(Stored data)
[start]

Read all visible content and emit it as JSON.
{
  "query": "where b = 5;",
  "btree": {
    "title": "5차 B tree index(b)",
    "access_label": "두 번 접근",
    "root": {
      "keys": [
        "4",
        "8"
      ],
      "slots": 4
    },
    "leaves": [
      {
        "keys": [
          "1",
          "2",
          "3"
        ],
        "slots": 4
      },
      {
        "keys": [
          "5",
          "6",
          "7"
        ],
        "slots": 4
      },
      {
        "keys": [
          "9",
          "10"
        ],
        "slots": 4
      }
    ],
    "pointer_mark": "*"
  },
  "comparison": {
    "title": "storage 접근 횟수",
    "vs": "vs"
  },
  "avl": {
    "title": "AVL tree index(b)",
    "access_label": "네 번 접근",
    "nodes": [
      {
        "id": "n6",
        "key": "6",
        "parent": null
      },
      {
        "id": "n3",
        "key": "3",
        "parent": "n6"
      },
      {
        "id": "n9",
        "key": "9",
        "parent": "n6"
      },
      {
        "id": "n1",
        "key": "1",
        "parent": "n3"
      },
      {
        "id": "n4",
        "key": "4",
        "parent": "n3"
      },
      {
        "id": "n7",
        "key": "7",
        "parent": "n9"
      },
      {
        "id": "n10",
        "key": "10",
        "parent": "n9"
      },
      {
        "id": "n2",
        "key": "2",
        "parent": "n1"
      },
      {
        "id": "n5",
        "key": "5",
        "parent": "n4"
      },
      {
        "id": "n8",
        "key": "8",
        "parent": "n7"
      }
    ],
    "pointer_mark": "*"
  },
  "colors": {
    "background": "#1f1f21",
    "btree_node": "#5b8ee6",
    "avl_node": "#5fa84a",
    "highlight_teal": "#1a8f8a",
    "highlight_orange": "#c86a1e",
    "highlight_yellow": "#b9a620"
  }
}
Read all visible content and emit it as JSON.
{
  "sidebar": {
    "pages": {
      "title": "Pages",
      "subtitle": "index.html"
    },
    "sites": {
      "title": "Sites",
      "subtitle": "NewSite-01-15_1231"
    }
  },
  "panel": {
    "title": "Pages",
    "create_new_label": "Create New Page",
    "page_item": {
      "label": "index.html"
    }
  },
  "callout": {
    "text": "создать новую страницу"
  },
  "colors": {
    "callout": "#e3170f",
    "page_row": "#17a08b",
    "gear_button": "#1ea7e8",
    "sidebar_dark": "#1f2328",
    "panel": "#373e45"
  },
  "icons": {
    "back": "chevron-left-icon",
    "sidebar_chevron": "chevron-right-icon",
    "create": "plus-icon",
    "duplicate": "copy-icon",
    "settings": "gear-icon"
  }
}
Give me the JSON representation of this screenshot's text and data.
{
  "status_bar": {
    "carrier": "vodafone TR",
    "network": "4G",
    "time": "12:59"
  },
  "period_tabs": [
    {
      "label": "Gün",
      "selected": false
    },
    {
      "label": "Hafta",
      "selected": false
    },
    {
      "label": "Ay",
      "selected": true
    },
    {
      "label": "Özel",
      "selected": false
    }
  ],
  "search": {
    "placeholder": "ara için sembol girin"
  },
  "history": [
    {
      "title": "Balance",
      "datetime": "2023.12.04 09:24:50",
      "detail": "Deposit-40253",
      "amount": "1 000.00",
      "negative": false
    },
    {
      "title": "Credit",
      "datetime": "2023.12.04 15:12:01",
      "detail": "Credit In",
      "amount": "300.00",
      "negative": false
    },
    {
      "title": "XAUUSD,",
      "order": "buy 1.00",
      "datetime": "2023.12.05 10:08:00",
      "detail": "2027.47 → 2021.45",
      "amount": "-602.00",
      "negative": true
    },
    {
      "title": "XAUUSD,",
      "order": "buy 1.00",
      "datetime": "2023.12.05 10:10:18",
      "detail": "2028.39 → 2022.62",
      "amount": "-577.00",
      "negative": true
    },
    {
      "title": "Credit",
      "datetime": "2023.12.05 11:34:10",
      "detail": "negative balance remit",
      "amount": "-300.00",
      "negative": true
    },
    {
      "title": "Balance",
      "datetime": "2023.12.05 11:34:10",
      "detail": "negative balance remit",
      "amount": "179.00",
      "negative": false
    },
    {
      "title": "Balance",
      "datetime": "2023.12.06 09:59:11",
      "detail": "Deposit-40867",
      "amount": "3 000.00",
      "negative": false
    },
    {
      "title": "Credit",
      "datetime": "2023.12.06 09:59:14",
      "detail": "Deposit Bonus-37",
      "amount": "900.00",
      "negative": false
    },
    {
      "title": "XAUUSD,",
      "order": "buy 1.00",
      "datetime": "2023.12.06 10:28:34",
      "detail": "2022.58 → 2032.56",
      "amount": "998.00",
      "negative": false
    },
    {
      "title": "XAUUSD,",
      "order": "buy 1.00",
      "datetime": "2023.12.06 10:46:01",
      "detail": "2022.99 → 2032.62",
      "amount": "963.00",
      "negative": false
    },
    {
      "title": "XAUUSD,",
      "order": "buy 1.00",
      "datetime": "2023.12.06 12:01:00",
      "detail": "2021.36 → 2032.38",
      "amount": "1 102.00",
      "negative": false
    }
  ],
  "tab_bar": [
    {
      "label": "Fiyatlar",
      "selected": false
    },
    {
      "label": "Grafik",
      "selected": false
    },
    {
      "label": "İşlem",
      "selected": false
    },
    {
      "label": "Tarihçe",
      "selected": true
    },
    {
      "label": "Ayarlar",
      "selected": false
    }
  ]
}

[end]

* **Required task**:
Write the entries again, exactly as they stand.

* **Exercise response**:
Read all visible content and emit it as JSON.
{
  "query": "where b = 5;",
  "btree": {
    "title": "5차 B tree index(b)",
    "access_label": "두 번 접근",
    "root": {
      "keys": [
        "4",
        "8"
      ],
      "slots": 4
    },
    "leaves": [
      {
        "keys": [
          "1",
          "2",
          "3"
        ],
        "slots": 4
      },
      {
        "keys": [
          "5",
          "6",
          "7"
        ],
        "slots": 4
      },
      {
        "keys": [
          "9",
          "10"
        ],
        "slots": 4
      }
    ],
    "pointer_mark": "*"
  },
  "comparison": {
    "title": "storage 접근 횟수",
    "vs": "vs"
  },
  "avl": {
    "title": "AVL tree index(b)",
    "access_label": "네 번 접근",
    "nodes": [
      {
        "id": "n6",
        "key": "6",
        "parent": null
      },
      {
        "id": "n3",
        "key": "3",
        "parent": "n6"
      },
      {
        "id": "n9",
        "key": "9",
        "parent": "n6"
      },
      {
        "id": "n1",
        "key": "1",
        "parent": "n3"
      },
      {
        "id": "n4",
        "key": "4",
        "parent": "n3"
      },
      {
        "id": "n7",
        "key": "7",
        "parent": "n9"
      },
      {
        "id": "n10",
        "key": "10",
        "parent": "n9"
      },
      {
        "id": "n2",
        "key": "2",
        "parent": "n1"
      },
      {
        "id": "n5",
        "key": "5",
        "parent": "n4"
      },
      {
        "id": "n8",
        "key": "8",
        "parent": "n7"
      }
    ],
    "pointer_mark": "*"
  },
  "colors": {
    "background": "#1f1f21",
    "btree_node": "#5b8ee6",
    "avl_node": "#5fa84a",
    "highlight_teal": "#1a8f8a",
    "highlight_orange": "#c86a1e",
    "highlight_yellow": "#b9a620"
  }
}
Read all visible content and emit it as JSON.
{
  "sidebar": {
    "pages": {
      "title": "Pages",
      "subtitle": "index.html"
    },
    "sites": {
      "title": "Sites",
      "subtitle": "NewSite-01-15_1231"
    }
  },
  "panel": {
    "title": "Pages",
    "create_new_label": "Create New Page",
    "page_item": {
      "label": "index.html"
    }
  },
  "callout": {
    "text": "создать новую страницу"
  },
  "colors": {
    "callout": "#e3170f",
    "page_row": "#17a08b",
    "gear_button": "#1ea7e8",
    "sidebar_dark": "#1f2328",
    "panel": "#373e45"
  },
  "icons": {
    "back": "chevron-left-icon",
    "sidebar_chevron": "chevron-right-icon",
    "create": "plus-icon",
    "duplicate": "copy-icon",
    "settings": "gear-icon"
  }
}
Give me the JSON representation of this screenshot's text and data.
{
  "status_bar": {
    "carrier": "vodafone TR",
    "network": "4G",
    "time": "12:59"
  },
  "period_tabs": [
    {
      "label": "Gün",
      "selected": false
    },
    {
      "label": "Hafta",
      "selected": false
    },
    {
      "label": "Ay",
      "selected": true
    },
    {
      "label": "Özel",
      "selected": false
    }
  ],
  "search": {
    "placeholder": "ara için sembol girin"
  },
  "history": [
    {
      "title": "Balance",
      "datetime": "2023.12.04 09:24:50",
      "detail": "Deposit-40253",
      "amount": "1 000.00",
      "negative": false
    },
    {
      "title": "Credit",
      "datetime": "2023.12.04 15:12:01",
      "detail": "Credit In",
      "amount": "300.00",
      "negative": false
    },
    {
      "title": "XAUUSD,",
      "order": "buy 1.00",
      "datetime": "2023.12.05 10:08:00",
      "detail": "2027.47 → 2021.45",
      "amount": "-602.00",
      "negative": true
    },
    {
      "title": "XAUUSD,",
      "order": "buy 1.00",
      "datetime": "2023.12.05 10:10:18",
      "detail": "2028.39 → 2022.62",
      "amount": "-577.00",
      "negative": true
    },
    {
      "title": "Credit",
      "datetime": "2023.12.05 11:34:10",
      "detail": "negative balance remit",
      "amount": "-300.00",
      "negative": true
    },
    {
      "title": "Balance",
      "datetime": "2023.12.05 11:34:10",
      "detail": "negative balance remit",
      "amount": "179.00",
      "negative": false
    },
    {
      "title": "Balance",
      "datetime": "2023.12.06 09:59:11",
      "detail": "Deposit-40867",
      "amount": "3 000.00",
      "negative": false
    },
    {
      "title": "Credit",
      "datetime": "2023.12.06 09:59:14",
      "detail": "Deposit Bonus-37",
      "amount": "900.00",
      "negative": false
    },
    {
      "title": "XAUUSD,",
      "order": "buy 1.00",
      "datetime": "2023.12.06 10:28:34",
      "detail": "2022.58 → 2032.56",
      "amount": "998.00",
      "negative": false
    },
    {
      "title": "XAUUSD,",
      "order": "buy 1.00",
      "datetime": "2023.12.06 10:46:01",
      "detail": "2022.99 → 2032.62",
      "amount": "963.00",
      "negative": false
    },
    {
      "title": "XAUUSD,",
      "order": "buy 1.00",
      "datetime": "2023.12.06 12:01:00",
      "detail": "2021.36 → 2032.38",
      "amount": "1 102.00",
      "negative": false
    }
  ],
  "tab_bar": [
    {
      "label": "Fiyatlar",
      "selected": false
    },
    {
      "label": "Grafik",
      "selected": false
    },
    {
      "label": "İşlem",
      "selected": false
    },
    {
      "label": "Tarihçe",
      "selected": true
    },
    {
      "label": "Ayarlar",
      "selected": false
    }
  ]
}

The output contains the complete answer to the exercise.